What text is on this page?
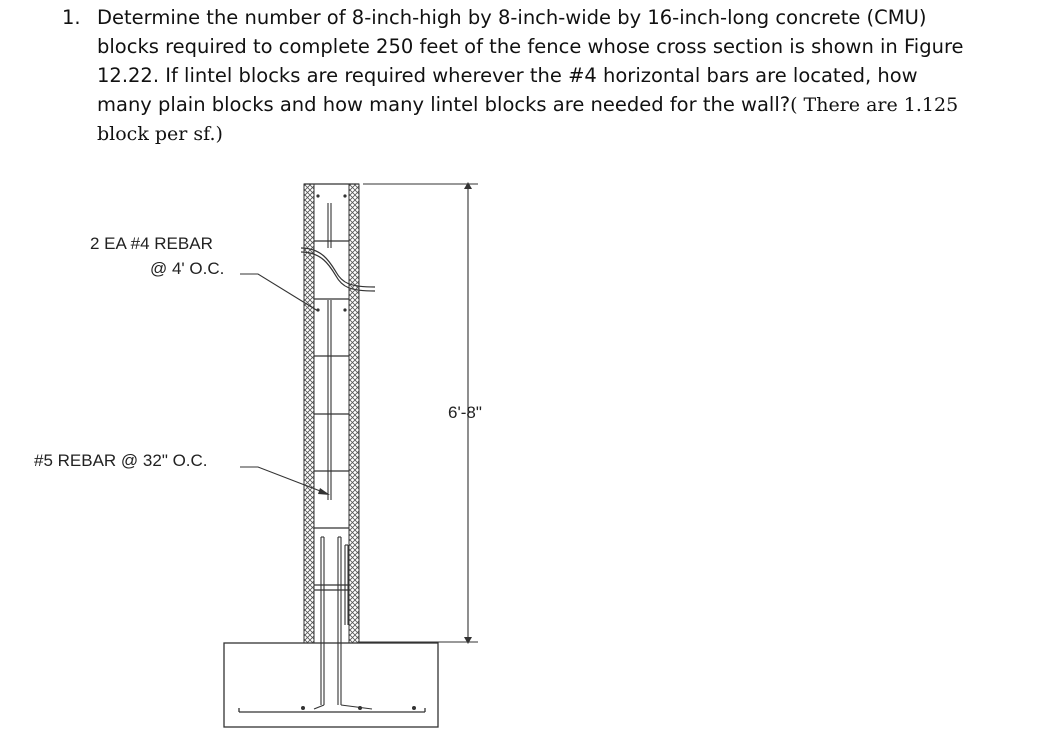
1. Determine the number of 8-inch-high by 8-inch-wide by 16-inch-long concrete (CMU)
blocks required to complete 250 feet of the fence whose cross section is shown in Figure
12.22. If lintel blocks are required wherever the #4 horizontal bars are located, how
many plain blocks and how many lintel blocks are needed for the wall?( There are 1.125
block per sf.)
6'-8"
2 EA #4 REBAR
@ 4' O.C.
#5 REBAR @ 32" O.C.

TASK DESCRIPTION =>
Copy every line of the data that holds the string "lintel".

TASK SOLUTION =>
12.22. If lintel blocks are required wherever the #4 horizontal bars are located, how
many plain blocks and how many lintel blocks are needed for the wall?( There are 1.125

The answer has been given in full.